The material below should be written out in full and exactly; pictures stay out of the copy.

--- Data for this task ---

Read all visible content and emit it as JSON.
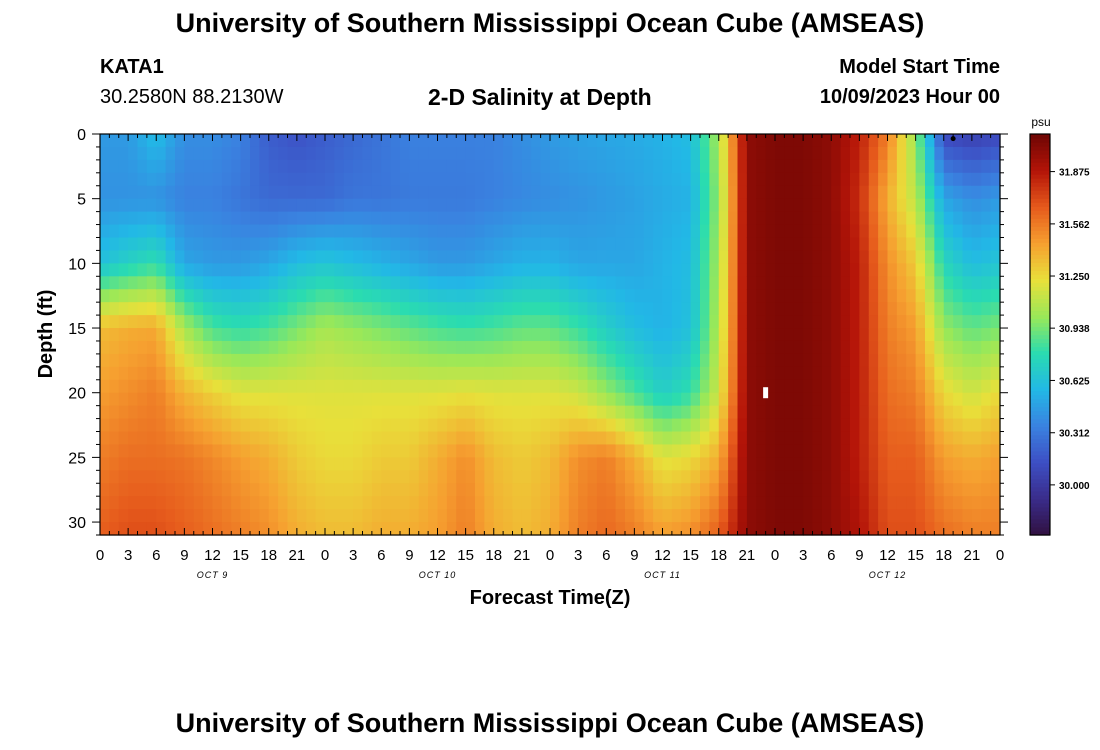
{
  "header": {
    "title": "University of Southern Mississippi Ocean Cube (AMSEAS)",
    "station": "KATA1",
    "coordinates": "30.2580N  88.2130W",
    "subtitle": "2-D Salinity at Depth",
    "start_label": "Model Start Time",
    "start_value": "10/09/2023 Hour 00"
  },
  "footer": {
    "title": "University of Southern Mississippi Ocean Cube (AMSEAS)"
  },
  "colors": {
    "scale": [
      "#301040",
      "#3a2c8a",
      "#3d4fc4",
      "#3a82e0",
      "#22b8e6",
      "#2adcb0",
      "#9ae858",
      "#e8e03a",
      "#f6a030",
      "#e65a1c",
      "#b41408",
      "#6e0604"
    ]
  },
  "chart_data": {
    "type": "heatmap",
    "title": "2-D Salinity at Depth",
    "xlabel": "Forecast Time(Z)",
    "ylabel": "Depth (ft)",
    "x_ticks": [
      "0",
      "3",
      "6",
      "9",
      "12",
      "15",
      "18",
      "21",
      "0",
      "3",
      "6",
      "9",
      "12",
      "15",
      "18",
      "21",
      "0",
      "3",
      "6",
      "9",
      "12",
      "15",
      "18",
      "21",
      "0",
      "3",
      "6",
      "9",
      "12",
      "15",
      "18",
      "21",
      "0"
    ],
    "day_labels": [
      "OCT 9",
      "OCT 10",
      "OCT 11",
      "OCT 12"
    ],
    "y_ticks": [
      "0",
      "5",
      "10",
      "15",
      "20",
      "25",
      "30"
    ],
    "xlim": [
      0,
      96
    ],
    "ylim": [
      0,
      31
    ],
    "x_unit": "forecast hours",
    "y_unit": "ft",
    "colorbar": {
      "unit": "psu",
      "min": 29.7,
      "max": 32.1,
      "tick_values": [
        30.0,
        30.312,
        30.625,
        30.938,
        31.25,
        31.562,
        31.875
      ],
      "tick_labels": [
        "30.000",
        "30.312",
        "30.625",
        "30.938",
        "31.250",
        "31.562",
        "31.875"
      ]
    },
    "field": {
      "description": "salinity (psu) sampled at time hours x depth ft",
      "times_h": [
        0,
        3,
        6,
        9,
        12,
        15,
        18,
        21,
        24,
        27,
        30,
        33,
        36,
        39,
        42,
        45,
        48,
        51,
        54,
        57,
        60,
        63,
        66,
        69,
        72,
        75,
        78,
        81,
        84,
        87,
        90,
        93,
        96
      ],
      "depths_ft": [
        0,
        5,
        10,
        15,
        20,
        25,
        31
      ],
      "salinity_psu": [
        [
          30.45,
          30.42,
          30.62,
          31.35,
          31.45,
          31.55,
          31.65
        ],
        [
          30.45,
          30.42,
          30.72,
          31.4,
          31.5,
          31.6,
          31.7
        ],
        [
          30.6,
          30.42,
          30.8,
          31.42,
          31.55,
          31.6,
          31.7
        ],
        [
          30.4,
          30.35,
          30.5,
          31.05,
          31.38,
          31.58,
          31.65
        ],
        [
          30.4,
          30.35,
          30.45,
          30.85,
          31.28,
          31.52,
          31.6
        ],
        [
          30.35,
          30.3,
          30.45,
          30.8,
          31.2,
          31.45,
          31.55
        ],
        [
          30.2,
          30.25,
          30.5,
          30.85,
          31.2,
          31.4,
          31.5
        ],
        [
          30.15,
          30.25,
          30.6,
          30.95,
          31.2,
          31.3,
          31.4
        ],
        [
          30.2,
          30.25,
          30.65,
          31.05,
          31.2,
          31.25,
          31.35
        ],
        [
          30.25,
          30.3,
          30.6,
          31.0,
          31.2,
          31.25,
          31.35
        ],
        [
          30.3,
          30.3,
          30.55,
          30.95,
          31.2,
          31.3,
          31.4
        ],
        [
          30.35,
          30.32,
          30.5,
          30.9,
          31.2,
          31.3,
          31.4
        ],
        [
          30.35,
          30.32,
          30.45,
          30.85,
          31.2,
          31.4,
          31.45
        ],
        [
          30.35,
          30.32,
          30.45,
          30.82,
          31.22,
          31.5,
          31.55
        ],
        [
          30.35,
          30.35,
          30.5,
          30.85,
          31.2,
          31.35,
          31.4
        ],
        [
          30.4,
          30.38,
          30.55,
          30.9,
          31.2,
          31.3,
          31.35
        ],
        [
          30.45,
          30.4,
          30.55,
          30.9,
          31.2,
          31.35,
          31.4
        ],
        [
          30.48,
          30.42,
          30.5,
          30.82,
          31.15,
          31.5,
          31.55
        ],
        [
          30.5,
          30.45,
          30.5,
          30.7,
          31.0,
          31.55,
          31.62
        ],
        [
          30.52,
          30.48,
          30.5,
          30.6,
          30.85,
          31.4,
          31.55
        ],
        [
          30.55,
          30.52,
          30.55,
          30.55,
          30.7,
          31.2,
          31.45
        ],
        [
          30.6,
          30.55,
          30.6,
          30.62,
          30.8,
          31.25,
          31.5
        ],
        [
          31.05,
          31.0,
          31.05,
          31.08,
          31.15,
          31.4,
          31.65
        ],
        [
          32.0,
          32.0,
          32.0,
          32.0,
          32.0,
          32.0,
          32.0
        ],
        [
          32.05,
          32.05,
          32.05,
          32.05,
          32.05,
          32.05,
          32.05
        ],
        [
          32.05,
          32.05,
          32.05,
          32.05,
          32.05,
          32.05,
          32.05
        ],
        [
          32.0,
          32.0,
          32.0,
          32.0,
          32.0,
          32.0,
          32.0
        ],
        [
          31.85,
          31.8,
          31.85,
          31.85,
          31.85,
          31.85,
          31.9
        ],
        [
          31.55,
          31.4,
          31.5,
          31.55,
          31.6,
          31.65,
          31.7
        ],
        [
          31.0,
          31.1,
          31.3,
          31.45,
          31.55,
          31.65,
          31.7
        ],
        [
          30.1,
          30.5,
          30.75,
          31.0,
          31.25,
          31.45,
          31.6
        ],
        [
          30.05,
          30.4,
          30.6,
          30.9,
          31.15,
          31.4,
          31.55
        ],
        [
          30.1,
          30.45,
          30.65,
          30.95,
          31.25,
          31.45,
          31.55
        ]
      ]
    },
    "markers": [
      {
        "label": "marker",
        "x_h": 71,
        "y_ft": 20
      },
      {
        "label": "dot",
        "x_h": 91,
        "y_ft": 0.2
      }
    ]
  }
}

---

Exercise answer →
Read all visible content and emit it as JSON.
{
  "header": {
    "title": "University of Southern Mississippi Ocean Cube (AMSEAS)",
    "station": "KATA1",
    "coordinates": "30.2580N  88.2130W",
    "subtitle": "2-D Salinity at Depth",
    "start_label": "Model Start Time",
    "start_value": "10/09/2023 Hour 00"
  },
  "footer": {
    "title": "University of Southern Mississippi Ocean Cube (AMSEAS)"
  },
  "colors": {
    "scale": [
      "#301040",
      "#3a2c8a",
      "#3d4fc4",
      "#3a82e0",
      "#22b8e6",
      "#2adcb0",
      "#9ae858",
      "#e8e03a",
      "#f6a030",
      "#e65a1c",
      "#b41408",
      "#6e0604"
    ]
  },
  "chart_data": {
    "type": "heatmap",
    "title": "2-D Salinity at Depth",
    "xlabel": "Forecast Time(Z)",
    "ylabel": "Depth (ft)",
    "x_ticks": [
      "0",
      "3",
      "6",
      "9",
      "12",
      "15",
      "18",
      "21",
      "0",
      "3",
      "6",
      "9",
      "12",
      "15",
      "18",
      "21",
      "0",
      "3",
      "6",
      "9",
      "12",
      "15",
      "18",
      "21",
      "0",
      "3",
      "6",
      "9",
      "12",
      "15",
      "18",
      "21",
      "0"
    ],
    "day_labels": [
      "OCT 9",
      "OCT 10",
      "OCT 11",
      "OCT 12"
    ],
    "y_ticks": [
      "0",
      "5",
      "10",
      "15",
      "20",
      "25",
      "30"
    ],
    "xlim": [
      0,
      96
    ],
    "ylim": [
      0,
      31
    ],
    "x_unit": "forecast hours",
    "y_unit": "ft",
    "colorbar": {
      "unit": "psu",
      "min": 29.7,
      "max": 32.1,
      "tick_values": [
        30.0,
        30.312,
        30.625,
        30.938,
        31.25,
        31.562,
        31.875
      ],
      "tick_labels": [
        "30.000",
        "30.312",
        "30.625",
        "30.938",
        "31.250",
        "31.562",
        "31.875"
      ]
    },
    "field": {
      "description": "salinity (psu) sampled at time hours x depth ft",
      "times_h": [
        0,
        3,
        6,
        9,
        12,
        15,
        18,
        21,
        24,
        27,
        30,
        33,
        36,
        39,
        42,
        45,
        48,
        51,
        54,
        57,
        60,
        63,
        66,
        69,
        72,
        75,
        78,
        81,
        84,
        87,
        90,
        93,
        96
      ],
      "depths_ft": [
        0,
        5,
        10,
        15,
        20,
        25,
        31
      ],
      "salinity_psu": [
        [
          30.45,
          30.42,
          30.62,
          31.35,
          31.45,
          31.55,
          31.65
        ],
        [
          30.45,
          30.42,
          30.72,
          31.4,
          31.5,
          31.6,
          31.7
        ],
        [
          30.6,
          30.42,
          30.8,
          31.42,
          31.55,
          31.6,
          31.7
        ],
        [
          30.4,
          30.35,
          30.5,
          31.05,
          31.38,
          31.58,
          31.65
        ],
        [
          30.4,
          30.35,
          30.45,
          30.85,
          31.28,
          31.52,
          31.6
        ],
        [
          30.35,
          30.3,
          30.45,
          30.8,
          31.2,
          31.45,
          31.55
        ],
        [
          30.2,
          30.25,
          30.5,
          30.85,
          31.2,
          31.4,
          31.5
        ],
        [
          30.15,
          30.25,
          30.6,
          30.95,
          31.2,
          31.3,
          31.4
        ],
        [
          30.2,
          30.25,
          30.65,
          31.05,
          31.2,
          31.25,
          31.35
        ],
        [
          30.25,
          30.3,
          30.6,
          31.0,
          31.2,
          31.25,
          31.35
        ],
        [
          30.3,
          30.3,
          30.55,
          30.95,
          31.2,
          31.3,
          31.4
        ],
        [
          30.35,
          30.32,
          30.5,
          30.9,
          31.2,
          31.3,
          31.4
        ],
        [
          30.35,
          30.32,
          30.45,
          30.85,
          31.2,
          31.4,
          31.45
        ],
        [
          30.35,
          30.32,
          30.45,
          30.82,
          31.22,
          31.5,
          31.55
        ],
        [
          30.35,
          30.35,
          30.5,
          30.85,
          31.2,
          31.35,
          31.4
        ],
        [
          30.4,
          30.38,
          30.55,
          30.9,
          31.2,
          31.3,
          31.35
        ],
        [
          30.45,
          30.4,
          30.55,
          30.9,
          31.2,
          31.35,
          31.4
        ],
        [
          30.48,
          30.42,
          30.5,
          30.82,
          31.15,
          31.5,
          31.55
        ],
        [
          30.5,
          30.45,
          30.5,
          30.7,
          31.0,
          31.55,
          31.62
        ],
        [
          30.52,
          30.48,
          30.5,
          30.6,
          30.85,
          31.4,
          31.55
        ],
        [
          30.55,
          30.52,
          30.55,
          30.55,
          30.7,
          31.2,
          31.45
        ],
        [
          30.6,
          30.55,
          30.6,
          30.62,
          30.8,
          31.25,
          31.5
        ],
        [
          31.05,
          31.0,
          31.05,
          31.08,
          31.15,
          31.4,
          31.65
        ],
        [
          32.0,
          32.0,
          32.0,
          32.0,
          32.0,
          32.0,
          32.0
        ],
        [
          32.05,
          32.05,
          32.05,
          32.05,
          32.05,
          32.05,
          32.05
        ],
        [
          32.05,
          32.05,
          32.05,
          32.05,
          32.05,
          32.05,
          32.05
        ],
        [
          32.0,
          32.0,
          32.0,
          32.0,
          32.0,
          32.0,
          32.0
        ],
        [
          31.85,
          31.8,
          31.85,
          31.85,
          31.85,
          31.85,
          31.9
        ],
        [
          31.55,
          31.4,
          31.5,
          31.55,
          31.6,
          31.65,
          31.7
        ],
        [
          31.0,
          31.1,
          31.3,
          31.45,
          31.55,
          31.65,
          31.7
        ],
        [
          30.1,
          30.5,
          30.75,
          31.0,
          31.25,
          31.45,
          31.6
        ],
        [
          30.05,
          30.4,
          30.6,
          30.9,
          31.15,
          31.4,
          31.55
        ],
        [
          30.1,
          30.45,
          30.65,
          30.95,
          31.25,
          31.45,
          31.55
        ]
      ]
    },
    "markers": [
      {
        "label": "marker",
        "x_h": 71,
        "y_ft": 20
      },
      {
        "label": "dot",
        "x_h": 91,
        "y_ft": 0.2
      }
    ]
  }
}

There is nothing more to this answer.